== Written request ==
What is the number of lines holding the word "completed"? Give that number alone.
==== Extracted records
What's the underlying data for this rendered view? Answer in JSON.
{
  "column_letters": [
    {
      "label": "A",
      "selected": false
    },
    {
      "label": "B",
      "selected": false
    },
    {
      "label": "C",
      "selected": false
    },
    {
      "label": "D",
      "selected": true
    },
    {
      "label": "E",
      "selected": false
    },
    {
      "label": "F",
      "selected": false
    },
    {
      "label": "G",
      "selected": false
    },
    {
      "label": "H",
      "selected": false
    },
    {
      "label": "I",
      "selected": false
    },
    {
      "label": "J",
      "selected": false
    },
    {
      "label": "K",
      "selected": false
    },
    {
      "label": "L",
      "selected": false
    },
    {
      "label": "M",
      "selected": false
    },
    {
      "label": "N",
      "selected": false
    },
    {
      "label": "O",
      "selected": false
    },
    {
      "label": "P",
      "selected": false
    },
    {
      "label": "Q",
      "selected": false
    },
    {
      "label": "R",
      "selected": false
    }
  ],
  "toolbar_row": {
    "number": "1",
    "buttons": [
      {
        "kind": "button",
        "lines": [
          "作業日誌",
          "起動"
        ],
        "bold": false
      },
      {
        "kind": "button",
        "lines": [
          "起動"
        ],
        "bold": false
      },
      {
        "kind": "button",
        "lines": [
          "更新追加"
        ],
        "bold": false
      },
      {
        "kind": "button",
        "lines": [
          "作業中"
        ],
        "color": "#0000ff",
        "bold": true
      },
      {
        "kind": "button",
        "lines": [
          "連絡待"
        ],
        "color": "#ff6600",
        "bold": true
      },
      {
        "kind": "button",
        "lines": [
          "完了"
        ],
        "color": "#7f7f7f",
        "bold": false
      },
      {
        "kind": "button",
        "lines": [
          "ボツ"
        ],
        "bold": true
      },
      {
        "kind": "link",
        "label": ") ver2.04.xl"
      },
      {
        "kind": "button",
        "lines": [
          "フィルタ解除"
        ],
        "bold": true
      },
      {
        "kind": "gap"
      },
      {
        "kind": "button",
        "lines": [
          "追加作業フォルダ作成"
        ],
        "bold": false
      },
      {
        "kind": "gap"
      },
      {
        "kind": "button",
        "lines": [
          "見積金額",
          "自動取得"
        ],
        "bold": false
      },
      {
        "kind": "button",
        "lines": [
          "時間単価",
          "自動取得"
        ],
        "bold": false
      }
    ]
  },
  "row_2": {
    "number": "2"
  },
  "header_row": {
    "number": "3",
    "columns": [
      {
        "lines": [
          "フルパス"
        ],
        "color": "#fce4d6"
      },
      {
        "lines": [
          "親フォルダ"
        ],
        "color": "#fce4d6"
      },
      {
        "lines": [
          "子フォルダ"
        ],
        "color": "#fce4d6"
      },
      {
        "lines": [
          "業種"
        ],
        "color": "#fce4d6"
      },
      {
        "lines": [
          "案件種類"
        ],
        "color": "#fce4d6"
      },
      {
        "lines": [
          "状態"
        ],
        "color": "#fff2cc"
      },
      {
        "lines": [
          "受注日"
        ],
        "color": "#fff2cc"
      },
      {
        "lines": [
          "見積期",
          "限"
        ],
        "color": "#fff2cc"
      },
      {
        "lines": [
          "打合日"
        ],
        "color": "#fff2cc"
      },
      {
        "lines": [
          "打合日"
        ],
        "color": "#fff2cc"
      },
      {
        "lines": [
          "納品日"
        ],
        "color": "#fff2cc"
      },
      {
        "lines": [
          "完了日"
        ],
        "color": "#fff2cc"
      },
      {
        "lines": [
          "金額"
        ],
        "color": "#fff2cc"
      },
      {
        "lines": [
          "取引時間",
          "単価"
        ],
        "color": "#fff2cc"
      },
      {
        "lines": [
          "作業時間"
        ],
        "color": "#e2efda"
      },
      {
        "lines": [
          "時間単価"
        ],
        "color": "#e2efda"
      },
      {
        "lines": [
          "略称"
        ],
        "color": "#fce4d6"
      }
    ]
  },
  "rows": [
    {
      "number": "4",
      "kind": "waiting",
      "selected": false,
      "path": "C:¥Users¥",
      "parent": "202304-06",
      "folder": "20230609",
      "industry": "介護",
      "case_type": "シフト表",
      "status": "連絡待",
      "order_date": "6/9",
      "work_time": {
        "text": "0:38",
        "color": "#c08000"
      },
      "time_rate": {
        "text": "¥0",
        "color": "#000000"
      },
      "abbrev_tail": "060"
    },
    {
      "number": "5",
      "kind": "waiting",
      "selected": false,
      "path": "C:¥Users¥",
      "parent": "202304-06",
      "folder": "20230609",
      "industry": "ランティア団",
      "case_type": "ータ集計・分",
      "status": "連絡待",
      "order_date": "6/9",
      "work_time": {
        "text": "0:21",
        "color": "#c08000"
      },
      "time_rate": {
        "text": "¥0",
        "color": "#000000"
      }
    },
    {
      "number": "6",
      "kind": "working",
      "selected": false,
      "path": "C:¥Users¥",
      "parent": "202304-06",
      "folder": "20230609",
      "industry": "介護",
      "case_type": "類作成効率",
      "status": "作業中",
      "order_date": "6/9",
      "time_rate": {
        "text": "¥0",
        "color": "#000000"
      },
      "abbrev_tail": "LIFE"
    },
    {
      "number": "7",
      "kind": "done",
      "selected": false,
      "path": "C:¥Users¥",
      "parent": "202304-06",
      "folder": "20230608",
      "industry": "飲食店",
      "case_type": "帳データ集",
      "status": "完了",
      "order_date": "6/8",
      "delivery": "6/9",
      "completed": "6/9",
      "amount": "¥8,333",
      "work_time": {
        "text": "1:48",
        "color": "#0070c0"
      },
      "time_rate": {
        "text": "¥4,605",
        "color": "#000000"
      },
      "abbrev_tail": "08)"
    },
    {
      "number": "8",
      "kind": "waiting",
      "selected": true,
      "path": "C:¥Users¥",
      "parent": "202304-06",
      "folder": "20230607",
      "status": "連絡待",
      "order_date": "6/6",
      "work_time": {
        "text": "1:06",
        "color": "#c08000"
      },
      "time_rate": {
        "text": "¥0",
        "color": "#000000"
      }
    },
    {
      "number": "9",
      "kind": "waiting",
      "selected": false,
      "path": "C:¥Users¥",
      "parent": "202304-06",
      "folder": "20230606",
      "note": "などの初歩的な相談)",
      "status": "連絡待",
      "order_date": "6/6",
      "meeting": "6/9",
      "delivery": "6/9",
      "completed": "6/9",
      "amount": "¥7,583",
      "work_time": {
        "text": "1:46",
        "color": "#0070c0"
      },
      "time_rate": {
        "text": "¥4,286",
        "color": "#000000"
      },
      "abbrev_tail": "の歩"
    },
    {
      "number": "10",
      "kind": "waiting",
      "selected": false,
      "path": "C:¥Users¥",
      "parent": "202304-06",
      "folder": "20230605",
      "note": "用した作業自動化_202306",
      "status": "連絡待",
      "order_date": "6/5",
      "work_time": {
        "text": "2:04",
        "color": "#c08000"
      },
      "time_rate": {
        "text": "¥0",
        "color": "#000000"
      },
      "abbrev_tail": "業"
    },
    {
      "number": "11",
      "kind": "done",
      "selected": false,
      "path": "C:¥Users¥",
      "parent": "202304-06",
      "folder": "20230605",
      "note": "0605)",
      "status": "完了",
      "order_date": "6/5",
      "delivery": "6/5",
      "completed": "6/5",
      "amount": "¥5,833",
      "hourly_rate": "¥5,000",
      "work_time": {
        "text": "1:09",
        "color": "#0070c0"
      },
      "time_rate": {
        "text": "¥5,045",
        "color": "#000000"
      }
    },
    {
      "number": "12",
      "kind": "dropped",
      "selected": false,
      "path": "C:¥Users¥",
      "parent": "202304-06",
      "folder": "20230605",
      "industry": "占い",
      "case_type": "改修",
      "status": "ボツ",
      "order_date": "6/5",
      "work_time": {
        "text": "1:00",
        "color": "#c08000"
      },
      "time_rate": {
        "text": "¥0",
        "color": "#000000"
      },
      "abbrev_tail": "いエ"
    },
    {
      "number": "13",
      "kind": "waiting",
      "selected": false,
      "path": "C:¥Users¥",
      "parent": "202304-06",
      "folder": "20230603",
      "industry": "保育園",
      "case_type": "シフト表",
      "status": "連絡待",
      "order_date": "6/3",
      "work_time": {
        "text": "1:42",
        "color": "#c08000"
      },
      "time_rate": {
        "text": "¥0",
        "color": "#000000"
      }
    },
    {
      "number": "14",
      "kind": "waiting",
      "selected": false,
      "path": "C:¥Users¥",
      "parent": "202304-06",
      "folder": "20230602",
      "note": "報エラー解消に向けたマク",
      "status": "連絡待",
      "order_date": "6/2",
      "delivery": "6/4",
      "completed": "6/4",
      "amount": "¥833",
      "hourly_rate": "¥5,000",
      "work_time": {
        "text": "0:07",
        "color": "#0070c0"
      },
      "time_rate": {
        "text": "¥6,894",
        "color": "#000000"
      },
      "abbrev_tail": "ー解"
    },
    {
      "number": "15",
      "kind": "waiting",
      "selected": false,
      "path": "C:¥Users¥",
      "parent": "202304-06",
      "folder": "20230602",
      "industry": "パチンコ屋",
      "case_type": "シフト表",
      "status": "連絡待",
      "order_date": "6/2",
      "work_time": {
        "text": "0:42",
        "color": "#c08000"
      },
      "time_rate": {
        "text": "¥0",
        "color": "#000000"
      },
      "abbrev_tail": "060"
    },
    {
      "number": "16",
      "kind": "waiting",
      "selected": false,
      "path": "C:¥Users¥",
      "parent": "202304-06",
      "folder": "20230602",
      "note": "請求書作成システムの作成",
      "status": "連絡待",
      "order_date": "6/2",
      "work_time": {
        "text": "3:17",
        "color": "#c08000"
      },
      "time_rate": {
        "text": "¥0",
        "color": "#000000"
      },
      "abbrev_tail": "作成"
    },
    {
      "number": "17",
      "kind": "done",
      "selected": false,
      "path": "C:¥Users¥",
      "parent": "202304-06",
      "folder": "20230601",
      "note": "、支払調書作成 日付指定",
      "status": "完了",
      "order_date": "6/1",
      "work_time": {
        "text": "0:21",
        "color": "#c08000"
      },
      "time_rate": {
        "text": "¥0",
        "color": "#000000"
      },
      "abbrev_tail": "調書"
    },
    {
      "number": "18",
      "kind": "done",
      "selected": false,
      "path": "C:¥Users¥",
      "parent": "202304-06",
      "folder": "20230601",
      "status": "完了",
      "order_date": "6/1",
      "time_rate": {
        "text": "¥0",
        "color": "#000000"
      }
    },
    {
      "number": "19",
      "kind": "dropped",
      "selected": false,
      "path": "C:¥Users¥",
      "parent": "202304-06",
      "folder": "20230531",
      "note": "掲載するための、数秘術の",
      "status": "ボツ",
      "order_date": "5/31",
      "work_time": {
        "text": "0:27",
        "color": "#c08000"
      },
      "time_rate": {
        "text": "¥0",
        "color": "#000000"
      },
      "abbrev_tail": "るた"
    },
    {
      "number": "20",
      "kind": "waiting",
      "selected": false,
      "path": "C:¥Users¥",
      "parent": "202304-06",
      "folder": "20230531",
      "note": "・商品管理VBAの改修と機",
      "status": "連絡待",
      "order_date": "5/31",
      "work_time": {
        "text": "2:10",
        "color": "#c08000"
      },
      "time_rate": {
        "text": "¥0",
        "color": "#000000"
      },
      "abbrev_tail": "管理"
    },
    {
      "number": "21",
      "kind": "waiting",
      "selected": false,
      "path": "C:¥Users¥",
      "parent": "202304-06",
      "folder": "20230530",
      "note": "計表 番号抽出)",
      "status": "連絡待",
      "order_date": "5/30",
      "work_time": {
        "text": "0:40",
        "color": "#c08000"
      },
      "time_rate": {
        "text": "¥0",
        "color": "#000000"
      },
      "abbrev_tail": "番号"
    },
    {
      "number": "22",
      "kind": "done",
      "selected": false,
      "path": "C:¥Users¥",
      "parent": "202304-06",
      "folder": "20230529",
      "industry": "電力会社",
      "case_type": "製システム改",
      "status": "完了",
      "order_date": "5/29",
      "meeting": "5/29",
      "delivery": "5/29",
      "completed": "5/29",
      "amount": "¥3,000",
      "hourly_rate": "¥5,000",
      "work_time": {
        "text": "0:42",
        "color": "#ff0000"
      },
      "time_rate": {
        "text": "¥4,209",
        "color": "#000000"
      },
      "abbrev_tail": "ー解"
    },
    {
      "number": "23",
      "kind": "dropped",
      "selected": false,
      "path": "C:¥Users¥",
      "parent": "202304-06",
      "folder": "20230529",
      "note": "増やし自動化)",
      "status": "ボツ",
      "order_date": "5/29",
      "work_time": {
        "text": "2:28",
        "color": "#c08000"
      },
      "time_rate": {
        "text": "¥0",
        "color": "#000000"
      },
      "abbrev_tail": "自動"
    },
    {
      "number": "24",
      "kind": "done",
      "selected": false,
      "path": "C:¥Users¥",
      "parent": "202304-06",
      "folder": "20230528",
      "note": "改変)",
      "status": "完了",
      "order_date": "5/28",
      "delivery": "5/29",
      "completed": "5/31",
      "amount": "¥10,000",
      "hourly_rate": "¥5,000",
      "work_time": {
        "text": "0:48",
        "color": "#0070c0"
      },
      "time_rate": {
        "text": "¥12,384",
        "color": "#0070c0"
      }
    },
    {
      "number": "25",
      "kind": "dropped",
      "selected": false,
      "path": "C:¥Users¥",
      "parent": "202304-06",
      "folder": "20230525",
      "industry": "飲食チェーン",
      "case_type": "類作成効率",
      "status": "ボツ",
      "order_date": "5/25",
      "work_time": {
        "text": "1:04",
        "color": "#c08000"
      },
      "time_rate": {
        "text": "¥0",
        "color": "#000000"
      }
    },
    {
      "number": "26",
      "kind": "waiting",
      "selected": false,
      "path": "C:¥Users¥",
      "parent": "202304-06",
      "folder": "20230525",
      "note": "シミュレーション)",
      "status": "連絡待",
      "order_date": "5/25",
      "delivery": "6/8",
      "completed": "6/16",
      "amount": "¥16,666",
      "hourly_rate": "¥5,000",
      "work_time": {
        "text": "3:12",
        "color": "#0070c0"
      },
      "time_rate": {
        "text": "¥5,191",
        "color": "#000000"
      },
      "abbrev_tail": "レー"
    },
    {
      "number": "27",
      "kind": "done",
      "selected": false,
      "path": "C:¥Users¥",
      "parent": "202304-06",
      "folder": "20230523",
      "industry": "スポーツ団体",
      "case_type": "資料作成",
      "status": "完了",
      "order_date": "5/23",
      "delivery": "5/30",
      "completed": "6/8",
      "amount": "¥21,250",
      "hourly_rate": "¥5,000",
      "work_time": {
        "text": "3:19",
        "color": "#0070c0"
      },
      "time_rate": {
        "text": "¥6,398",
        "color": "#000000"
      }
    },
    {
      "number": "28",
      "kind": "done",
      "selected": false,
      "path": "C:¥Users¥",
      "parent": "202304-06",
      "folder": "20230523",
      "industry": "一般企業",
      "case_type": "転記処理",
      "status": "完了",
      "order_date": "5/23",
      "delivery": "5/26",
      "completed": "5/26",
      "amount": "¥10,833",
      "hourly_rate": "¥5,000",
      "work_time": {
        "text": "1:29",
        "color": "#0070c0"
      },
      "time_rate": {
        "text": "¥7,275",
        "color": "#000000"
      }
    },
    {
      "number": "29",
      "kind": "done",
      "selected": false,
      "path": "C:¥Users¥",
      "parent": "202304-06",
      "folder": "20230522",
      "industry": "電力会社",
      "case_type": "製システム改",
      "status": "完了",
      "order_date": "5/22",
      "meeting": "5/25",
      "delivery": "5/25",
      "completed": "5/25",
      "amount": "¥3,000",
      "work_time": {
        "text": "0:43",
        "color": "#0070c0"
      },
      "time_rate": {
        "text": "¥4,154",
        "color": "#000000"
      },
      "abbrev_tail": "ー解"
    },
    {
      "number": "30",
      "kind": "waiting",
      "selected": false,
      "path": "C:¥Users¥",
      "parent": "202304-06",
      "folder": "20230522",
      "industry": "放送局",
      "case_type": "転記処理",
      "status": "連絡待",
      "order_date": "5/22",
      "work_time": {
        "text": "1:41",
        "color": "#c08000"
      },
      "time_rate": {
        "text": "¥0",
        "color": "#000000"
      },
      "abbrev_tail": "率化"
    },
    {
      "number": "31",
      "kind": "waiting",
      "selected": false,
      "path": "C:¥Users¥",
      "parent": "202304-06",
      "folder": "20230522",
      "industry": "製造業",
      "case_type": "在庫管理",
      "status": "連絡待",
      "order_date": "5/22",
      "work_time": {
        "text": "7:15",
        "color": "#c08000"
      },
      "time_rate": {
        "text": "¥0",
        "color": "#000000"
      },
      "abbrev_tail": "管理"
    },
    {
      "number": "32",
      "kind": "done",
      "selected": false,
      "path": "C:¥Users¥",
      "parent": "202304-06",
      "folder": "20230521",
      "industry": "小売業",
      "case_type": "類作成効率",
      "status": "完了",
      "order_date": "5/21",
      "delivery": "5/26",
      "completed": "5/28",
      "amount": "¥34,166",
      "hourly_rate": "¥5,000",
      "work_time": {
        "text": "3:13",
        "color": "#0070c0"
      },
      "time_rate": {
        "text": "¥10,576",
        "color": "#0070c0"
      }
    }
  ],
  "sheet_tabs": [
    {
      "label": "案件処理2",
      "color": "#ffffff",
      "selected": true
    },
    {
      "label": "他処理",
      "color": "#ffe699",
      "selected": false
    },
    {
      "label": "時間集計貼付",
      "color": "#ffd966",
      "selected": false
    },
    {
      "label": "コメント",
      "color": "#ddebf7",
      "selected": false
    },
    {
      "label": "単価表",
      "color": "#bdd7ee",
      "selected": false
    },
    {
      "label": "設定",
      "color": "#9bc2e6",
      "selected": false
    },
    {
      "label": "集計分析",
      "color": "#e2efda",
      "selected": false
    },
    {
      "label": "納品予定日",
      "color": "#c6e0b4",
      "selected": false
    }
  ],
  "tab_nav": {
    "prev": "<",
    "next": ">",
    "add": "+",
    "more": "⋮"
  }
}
========
== The answer ==
11